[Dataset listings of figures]
★ ★ ★ ★

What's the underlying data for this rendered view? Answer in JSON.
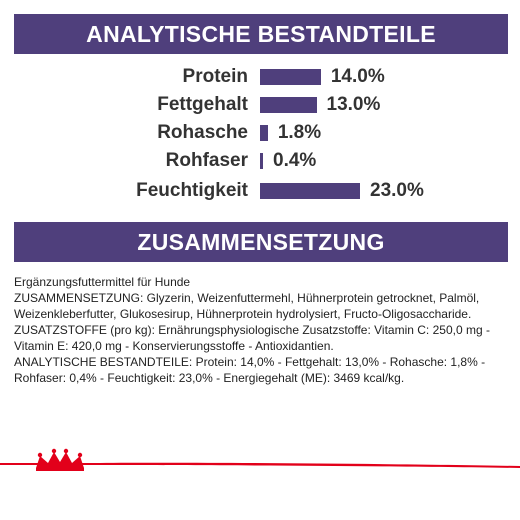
{
  "analysis": {
    "heading": "ANALYTISCHE BESTANDTEILE",
    "colors": {
      "banner": "#4f3f7c",
      "bar": "#4f3f7c"
    },
    "scale_max_percent": 23.0,
    "items": [
      {
        "label": "Protein",
        "value": 14.0,
        "value_text": "14.0%"
      },
      {
        "label": "Fettgehalt",
        "value": 13.0,
        "value_text": "13.0%"
      },
      {
        "label": "Rohasche",
        "value": 1.8,
        "value_text": "1.8%"
      },
      {
        "label": "Rohfaser",
        "value": 0.4,
        "value_text": "0.4%"
      },
      {
        "label": "Feuchtigkeit",
        "value": 23.0,
        "value_text": "23.0%"
      }
    ]
  },
  "composition": {
    "heading": "ZUSAMMENSETZUNG",
    "lines": [
      "Ergänzungsfuttermittel für Hunde",
      "ZUSAMMENSETZUNG: Glyzerin, Weizenfuttermehl, Hühnerprotein getrocknet, Palmöl, Weizenkleberfutter, Glukosesirup, Hühnerprotein hydrolysiert, Fructo-Oligosaccharide.",
      "ZUSATZSTOFFE (pro kg): Ernährungsphysiologische Zusatzstoffe: Vitamin C: 250,0 mg - Vitamin E: 420,0 mg - Konservierungsstoffe - Antioxidantien.",
      "ANALYTISCHE BESTANDTEILE: Protein: 14,0% - Fettgehalt: 13,0% - Rohasche: 1,8% - Rohfaser: 0,4% - Feuchtigkeit: 23,0% - Energiegehalt (ME): 3469 kcal/kg."
    ]
  },
  "footer": {
    "logo_icon": "crown-icon",
    "accent_color": "#e2001a"
  }
}
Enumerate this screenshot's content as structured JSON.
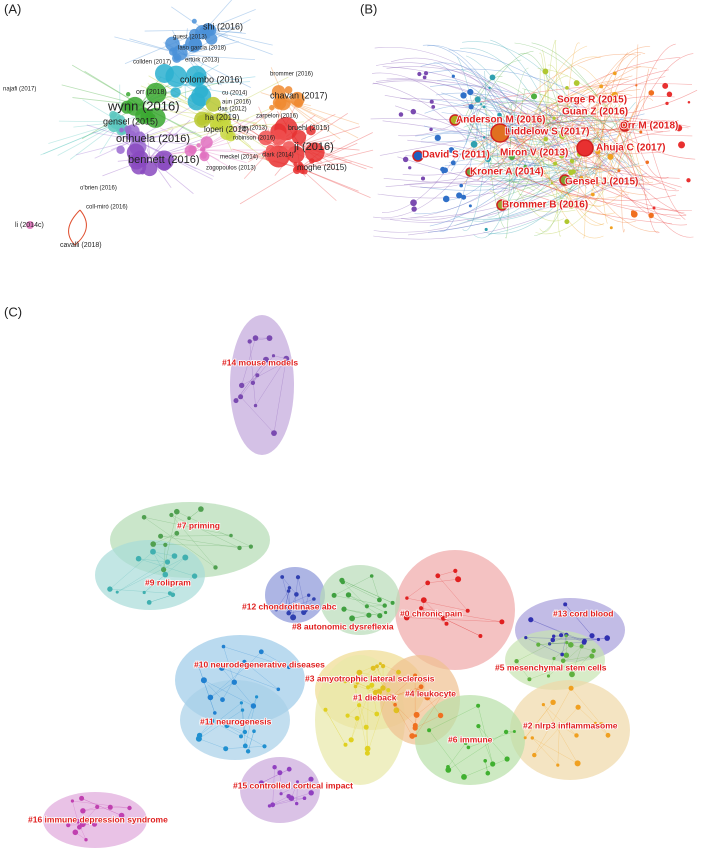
{
  "panel_a": {
    "label": "(A)",
    "nodes": [
      "shi (2016)",
      "guest (2013)",
      "laso garcia (2018)",
      "ertürk (2013)",
      "collden (2017)",
      "najafi (2017)",
      "colombo (2016)",
      "brommer (2016)",
      "orr (2018)",
      "cu (2014)",
      "chavan (2017)",
      "wynn (2016)",
      "aun (2016)",
      "das (2012)",
      "ha (2019)",
      "zarpelon (2016)",
      "lee (2013)",
      "gensel (2015)",
      "loperi (2014)",
      "bruehl (2015)",
      "orihuela (2016)",
      "robinson (2016)",
      "ji (2016)",
      "meckel (2014)",
      "clark (2014)",
      "bennett (2016)",
      "zogopoulos (2013)",
      "moghe (2015)",
      "o'brien (2016)",
      "coll-miró (2016)",
      "li (2014c)",
      "cavalli (2018)"
    ]
  },
  "panel_b": {
    "label": "(B)",
    "nodes": [
      "Sorge R (2015)",
      "Guan Z (2016)",
      "Anderson M (2016)",
      "Orr M (2018)",
      "Liddelow S (2017)",
      "Ahuja C (2017)",
      "David S (2011)",
      "Miron V (2013)",
      "Kroner A (2014)",
      "Gensel J (2015)",
      "Brommer B (2016)"
    ]
  },
  "panel_c": {
    "label": "(C)",
    "clusters": [
      "#14 mouse models",
      "#7 priming",
      "#9 rolipram",
      "#12 chondroitinase abc",
      "#0 chronic pain",
      "#13 cord blood",
      "#8 autonomic dysreflexia",
      "#10 neurodegenerative diseases",
      "#5 mesenchymal stem cells",
      "#3 amyotrophic lateral sclerosis",
      "#1 dieback",
      "#4 leukocyte",
      "#11 neurogenesis",
      "#2 nlrp3 inflammasome",
      "#6 immune",
      "#15 controlled cortical impact",
      "#16 immune depression syndrome"
    ]
  }
}
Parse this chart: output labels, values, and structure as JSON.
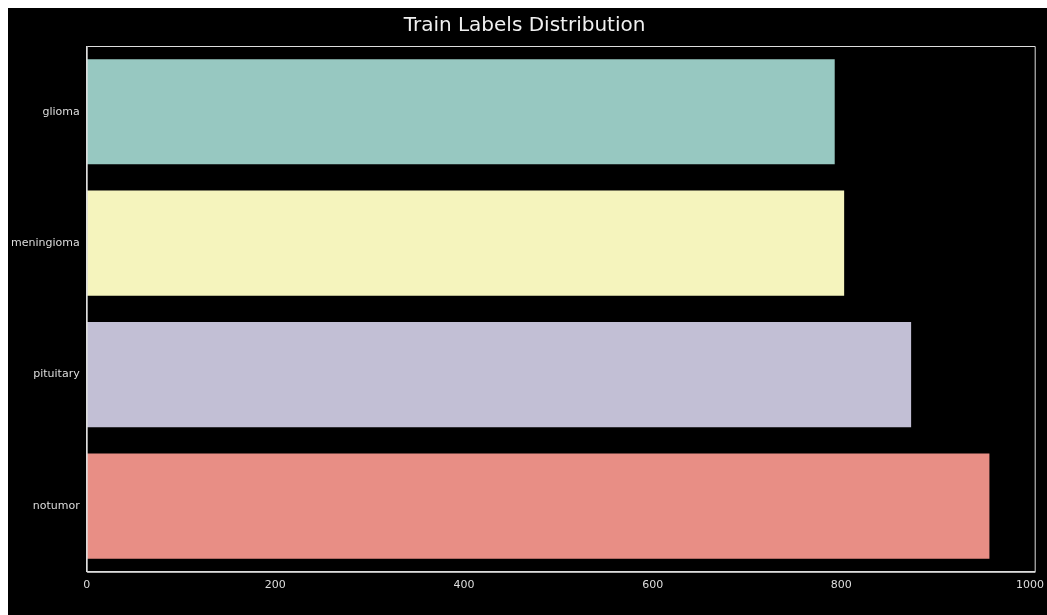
{
  "chart_data": {
    "type": "bar",
    "orientation": "horizontal",
    "title": "Train Labels Distribution",
    "categories": [
      "glioma",
      "meningioma",
      "pituitary",
      "notumor"
    ],
    "values": [
      793,
      803,
      874,
      957
    ],
    "colors": [
      "#97c8c1",
      "#f5f4bd",
      "#c2bfd5",
      "#e88e85"
    ],
    "xlim": [
      0,
      1005
    ],
    "xticks": [
      0,
      200,
      400,
      600,
      800,
      1000
    ],
    "grid": false,
    "legend": false
  }
}
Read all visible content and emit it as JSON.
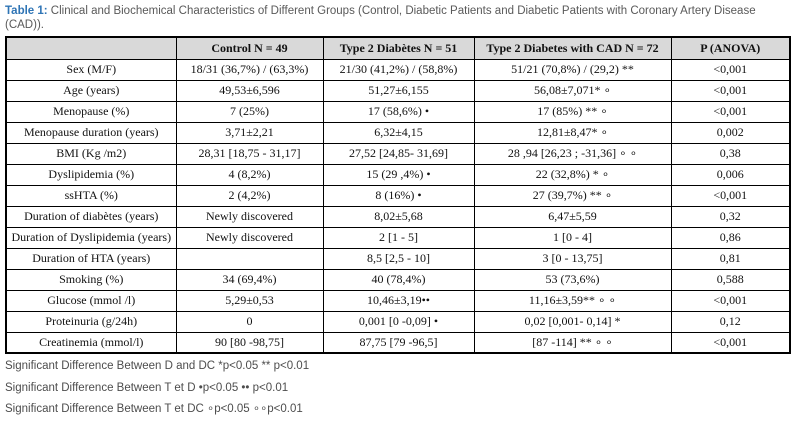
{
  "title": {
    "label": "Table 1:",
    "text": " Clinical and Biochemical Characteristics of Different Groups (Control, Diabetic Patients and Diabetic Patients with Coronary Artery Disease (CAD))."
  },
  "colors": {
    "accent_blue": "#2e74b5",
    "header_bg": "#d9d9d9",
    "border": "#000000",
    "caption_gray": "#595959"
  },
  "table": {
    "columns": [
      "",
      "Control N = 49",
      "Type 2 Diabètes N = 51",
      "Type 2 Diabetes with CAD N = 72",
      "P (ANOVA)"
    ],
    "rows": [
      [
        "Sex (M/F)",
        "18/31 (36,7%) / (63,3%)",
        "21/30 (41,2%) / (58,8%)",
        "51/21 (70,8%) / (29,2) **",
        "<0,001"
      ],
      [
        "Age (years)",
        "49,53±6,596",
        "51,27±6,155",
        "56,08±7,071* ∘",
        "<0,001"
      ],
      [
        "Menopause (%)",
        "7 (25%)",
        "17 (58,6%) •",
        "17 (85%) ** ∘",
        "<0,001"
      ],
      [
        "Menopause duration (years)",
        "3,71±2,21",
        "6,32±4,15",
        "12,81±8,47* ∘",
        "0,002"
      ],
      [
        "BMI (Kg /m2)",
        "28,31 [18,75 - 31,17]",
        "27,52 [24,85- 31,69]",
        "28 ,94 [26,23 ; -31,36] ∘ ∘",
        "0,38"
      ],
      [
        "Dyslipidemia (%)",
        "4 (8,2%)",
        "15 (29 ,4%) •",
        "22 (32,8%) * ∘",
        "0,006"
      ],
      [
        "ssHTA (%)",
        "2 (4,2%)",
        "8 (16%) •",
        "27 (39,7%) ** ∘",
        "<0,001"
      ],
      [
        "Duration of diabètes (years)",
        "Newly discovered",
        "8,02±5,68",
        "6,47±5,59",
        "0,32"
      ],
      [
        "Duration of Dyslipidemia (years)",
        "Newly discovered",
        "2 [1 - 5]",
        "1 [0 - 4]",
        "0,86"
      ],
      [
        "Duration of HTA (years)",
        "",
        "8,5 [2,5 - 10]",
        "3 [0 - 13,75]",
        "0,81"
      ],
      [
        "Smoking (%)",
        "34 (69,4%)",
        "40 (78,4%)",
        "53 (73,6%)",
        "0,588"
      ],
      [
        "Glucose (mmol /l)",
        "5,29±0,53",
        "10,46±3,19••",
        "11,16±3,59** ∘ ∘",
        "<0,001"
      ],
      [
        "Proteinuria (g/24h)",
        "0",
        "0,001 [0 -0,09] •",
        "0,02 [0,001- 0,14] *",
        "0,12"
      ],
      [
        "Creatinemia (mmol/l)",
        "90 [80 -98,75]",
        "87,75 [79 -96,5]",
        "[87 -114] ** ∘ ∘",
        "<0,001"
      ]
    ]
  },
  "footnotes": [
    "Significant Difference Between D and DC *p<0.05 ** p<0.01",
    "Significant Difference Between T et D •p<0.05 •• p<0.01",
    "Significant Difference Between T et DC ∘p<0.05 ∘∘p<0.01"
  ]
}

★ ★ ★ ★

PROBLEM DESCRIPTION >> Which lines above include the word "ZUSAMMENSETZUNG"? Return each one.

EXERCISE RESPONSE >>
    "heading": "ZUSAMMENSETZUNG",
      "ZUSAMMENSETZUNG: Glyzerin, Weizenfuttermehl, Hühnerprotein getrocknet, Palmöl, Weizenkleberfutter, Glukosesirup, Hühnerprotein hydrolysiert, Fructo-Oligosaccharide.",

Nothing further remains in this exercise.